Task directions> Reproduce the complete listing without any deviation.

___

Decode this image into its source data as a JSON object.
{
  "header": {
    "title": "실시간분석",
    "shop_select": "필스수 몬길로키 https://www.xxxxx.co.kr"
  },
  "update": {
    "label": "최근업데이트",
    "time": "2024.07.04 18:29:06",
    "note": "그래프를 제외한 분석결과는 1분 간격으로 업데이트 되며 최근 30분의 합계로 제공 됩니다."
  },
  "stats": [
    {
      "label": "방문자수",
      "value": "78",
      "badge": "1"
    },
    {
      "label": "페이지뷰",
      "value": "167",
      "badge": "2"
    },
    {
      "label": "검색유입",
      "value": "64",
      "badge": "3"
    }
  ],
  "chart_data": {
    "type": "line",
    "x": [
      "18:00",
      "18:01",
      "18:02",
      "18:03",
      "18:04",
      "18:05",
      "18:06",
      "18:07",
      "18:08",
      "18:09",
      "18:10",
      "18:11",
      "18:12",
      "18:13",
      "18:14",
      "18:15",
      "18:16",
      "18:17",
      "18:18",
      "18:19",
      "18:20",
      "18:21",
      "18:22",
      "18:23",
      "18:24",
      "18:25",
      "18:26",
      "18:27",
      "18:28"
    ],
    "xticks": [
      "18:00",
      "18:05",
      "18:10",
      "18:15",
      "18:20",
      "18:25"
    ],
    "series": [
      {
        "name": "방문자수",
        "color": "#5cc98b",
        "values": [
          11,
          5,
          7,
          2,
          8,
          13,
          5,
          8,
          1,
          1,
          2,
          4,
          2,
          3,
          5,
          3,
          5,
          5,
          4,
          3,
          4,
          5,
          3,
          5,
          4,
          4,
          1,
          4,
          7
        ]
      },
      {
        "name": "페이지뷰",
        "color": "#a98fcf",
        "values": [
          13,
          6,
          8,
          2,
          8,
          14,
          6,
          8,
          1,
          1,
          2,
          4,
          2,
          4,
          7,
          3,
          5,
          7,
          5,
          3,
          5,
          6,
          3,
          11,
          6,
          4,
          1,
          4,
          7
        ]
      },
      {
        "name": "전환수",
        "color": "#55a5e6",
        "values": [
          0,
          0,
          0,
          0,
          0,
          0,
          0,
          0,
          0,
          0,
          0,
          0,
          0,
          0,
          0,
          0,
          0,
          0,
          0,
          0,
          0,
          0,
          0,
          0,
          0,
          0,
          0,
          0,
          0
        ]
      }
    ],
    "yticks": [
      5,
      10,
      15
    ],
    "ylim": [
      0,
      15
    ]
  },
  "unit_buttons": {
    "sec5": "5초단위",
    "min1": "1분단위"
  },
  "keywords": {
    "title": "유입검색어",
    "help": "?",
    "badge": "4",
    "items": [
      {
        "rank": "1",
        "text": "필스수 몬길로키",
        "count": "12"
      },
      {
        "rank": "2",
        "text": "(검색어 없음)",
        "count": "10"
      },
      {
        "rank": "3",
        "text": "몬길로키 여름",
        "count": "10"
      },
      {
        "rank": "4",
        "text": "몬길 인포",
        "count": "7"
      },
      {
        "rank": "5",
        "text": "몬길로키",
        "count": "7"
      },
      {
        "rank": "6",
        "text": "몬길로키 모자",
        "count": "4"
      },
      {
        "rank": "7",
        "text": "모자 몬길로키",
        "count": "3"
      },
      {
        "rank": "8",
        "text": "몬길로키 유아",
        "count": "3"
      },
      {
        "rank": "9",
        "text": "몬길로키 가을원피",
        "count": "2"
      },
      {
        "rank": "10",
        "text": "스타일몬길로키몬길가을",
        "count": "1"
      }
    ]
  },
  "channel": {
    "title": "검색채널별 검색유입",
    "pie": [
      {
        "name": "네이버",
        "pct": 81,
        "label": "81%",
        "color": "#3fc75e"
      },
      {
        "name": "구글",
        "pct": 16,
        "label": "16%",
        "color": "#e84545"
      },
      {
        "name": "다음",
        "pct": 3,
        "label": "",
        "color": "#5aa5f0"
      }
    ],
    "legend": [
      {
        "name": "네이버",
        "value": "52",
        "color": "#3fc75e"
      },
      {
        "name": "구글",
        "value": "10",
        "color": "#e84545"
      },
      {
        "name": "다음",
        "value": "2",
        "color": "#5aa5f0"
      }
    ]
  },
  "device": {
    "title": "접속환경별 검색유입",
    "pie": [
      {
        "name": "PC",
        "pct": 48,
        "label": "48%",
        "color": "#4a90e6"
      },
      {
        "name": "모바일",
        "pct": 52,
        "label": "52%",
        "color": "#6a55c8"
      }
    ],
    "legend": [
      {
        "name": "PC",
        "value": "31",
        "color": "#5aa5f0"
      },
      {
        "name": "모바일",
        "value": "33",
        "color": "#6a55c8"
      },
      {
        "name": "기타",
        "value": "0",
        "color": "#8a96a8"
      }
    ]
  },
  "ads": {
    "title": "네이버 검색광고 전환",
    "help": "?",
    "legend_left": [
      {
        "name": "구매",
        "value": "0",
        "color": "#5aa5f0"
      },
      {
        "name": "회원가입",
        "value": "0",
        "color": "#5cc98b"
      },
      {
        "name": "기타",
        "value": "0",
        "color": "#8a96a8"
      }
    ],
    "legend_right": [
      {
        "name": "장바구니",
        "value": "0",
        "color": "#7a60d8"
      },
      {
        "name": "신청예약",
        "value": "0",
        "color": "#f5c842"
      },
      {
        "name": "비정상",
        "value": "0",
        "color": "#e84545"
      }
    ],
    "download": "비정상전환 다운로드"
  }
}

___

Answer below>
Decode this image into its source data as a JSON object.
{
  "header": {
    "title": "실시간분석",
    "shop_select": "필스수 몬길로키 https://www.xxxxx.co.kr"
  },
  "update": {
    "label": "최근업데이트",
    "time": "2024.07.04 18:29:06",
    "note": "그래프를 제외한 분석결과는 1분 간격으로 업데이트 되며 최근 30분의 합계로 제공 됩니다."
  },
  "stats": [
    {
      "label": "방문자수",
      "value": "78",
      "badge": "1"
    },
    {
      "label": "페이지뷰",
      "value": "167",
      "badge": "2"
    },
    {
      "label": "검색유입",
      "value": "64",
      "badge": "3"
    }
  ],
  "chart_data": {
    "type": "line",
    "x": [
      "18:00",
      "18:01",
      "18:02",
      "18:03",
      "18:04",
      "18:05",
      "18:06",
      "18:07",
      "18:08",
      "18:09",
      "18:10",
      "18:11",
      "18:12",
      "18:13",
      "18:14",
      "18:15",
      "18:16",
      "18:17",
      "18:18",
      "18:19",
      "18:20",
      "18:21",
      "18:22",
      "18:23",
      "18:24",
      "18:25",
      "18:26",
      "18:27",
      "18:28"
    ],
    "xticks": [
      "18:00",
      "18:05",
      "18:10",
      "18:15",
      "18:20",
      "18:25"
    ],
    "series": [
      {
        "name": "방문자수",
        "color": "#5cc98b",
        "values": [
          11,
          5,
          7,
          2,
          8,
          13,
          5,
          8,
          1,
          1,
          2,
          4,
          2,
          3,
          5,
          3,
          5,
          5,
          4,
          3,
          4,
          5,
          3,
          5,
          4,
          4,
          1,
          4,
          7
        ]
      },
      {
        "name": "페이지뷰",
        "color": "#a98fcf",
        "values": [
          13,
          6,
          8,
          2,
          8,
          14,
          6,
          8,
          1,
          1,
          2,
          4,
          2,
          4,
          7,
          3,
          5,
          7,
          5,
          3,
          5,
          6,
          3,
          11,
          6,
          4,
          1,
          4,
          7
        ]
      },
      {
        "name": "전환수",
        "color": "#55a5e6",
        "values": [
          0,
          0,
          0,
          0,
          0,
          0,
          0,
          0,
          0,
          0,
          0,
          0,
          0,
          0,
          0,
          0,
          0,
          0,
          0,
          0,
          0,
          0,
          0,
          0,
          0,
          0,
          0,
          0,
          0
        ]
      }
    ],
    "yticks": [
      5,
      10,
      15
    ],
    "ylim": [
      0,
      15
    ]
  },
  "unit_buttons": {
    "sec5": "5초단위",
    "min1": "1분단위"
  },
  "keywords": {
    "title": "유입검색어",
    "help": "?",
    "badge": "4",
    "items": [
      {
        "rank": "1",
        "text": "필스수 몬길로키",
        "count": "12"
      },
      {
        "rank": "2",
        "text": "(검색어 없음)",
        "count": "10"
      },
      {
        "rank": "3",
        "text": "몬길로키 여름",
        "count": "10"
      },
      {
        "rank": "4",
        "text": "몬길 인포",
        "count": "7"
      },
      {
        "rank": "5",
        "text": "몬길로키",
        "count": "7"
      },
      {
        "rank": "6",
        "text": "몬길로키 모자",
        "count": "4"
      },
      {
        "rank": "7",
        "text": "모자 몬길로키",
        "count": "3"
      },
      {
        "rank": "8",
        "text": "몬길로키 유아",
        "count": "3"
      },
      {
        "rank": "9",
        "text": "몬길로키 가을원피",
        "count": "2"
      },
      {
        "rank": "10",
        "text": "스타일몬길로키몬길가을",
        "count": "1"
      }
    ]
  },
  "channel": {
    "title": "검색채널별 검색유입",
    "pie": [
      {
        "name": "네이버",
        "pct": 81,
        "label": "81%",
        "color": "#3fc75e"
      },
      {
        "name": "구글",
        "pct": 16,
        "label": "16%",
        "color": "#e84545"
      },
      {
        "name": "다음",
        "pct": 3,
        "label": "",
        "color": "#5aa5f0"
      }
    ],
    "legend": [
      {
        "name": "네이버",
        "value": "52",
        "color": "#3fc75e"
      },
      {
        "name": "구글",
        "value": "10",
        "color": "#e84545"
      },
      {
        "name": "다음",
        "value": "2",
        "color": "#5aa5f0"
      }
    ]
  },
  "device": {
    "title": "접속환경별 검색유입",
    "pie": [
      {
        "name": "PC",
        "pct": 48,
        "label": "48%",
        "color": "#4a90e6"
      },
      {
        "name": "모바일",
        "pct": 52,
        "label": "52%",
        "color": "#6a55c8"
      }
    ],
    "legend": [
      {
        "name": "PC",
        "value": "31",
        "color": "#5aa5f0"
      },
      {
        "name": "모바일",
        "value": "33",
        "color": "#6a55c8"
      },
      {
        "name": "기타",
        "value": "0",
        "color": "#8a96a8"
      }
    ]
  },
  "ads": {
    "title": "네이버 검색광고 전환",
    "help": "?",
    "legend_left": [
      {
        "name": "구매",
        "value": "0",
        "color": "#5aa5f0"
      },
      {
        "name": "회원가입",
        "value": "0",
        "color": "#5cc98b"
      },
      {
        "name": "기타",
        "value": "0",
        "color": "#8a96a8"
      }
    ],
    "legend_right": [
      {
        "name": "장바구니",
        "value": "0",
        "color": "#7a60d8"
      },
      {
        "name": "신청예약",
        "value": "0",
        "color": "#f5c842"
      },
      {
        "name": "비정상",
        "value": "0",
        "color": "#e84545"
      }
    ],
    "download": "비정상전환 다운로드"
  }
}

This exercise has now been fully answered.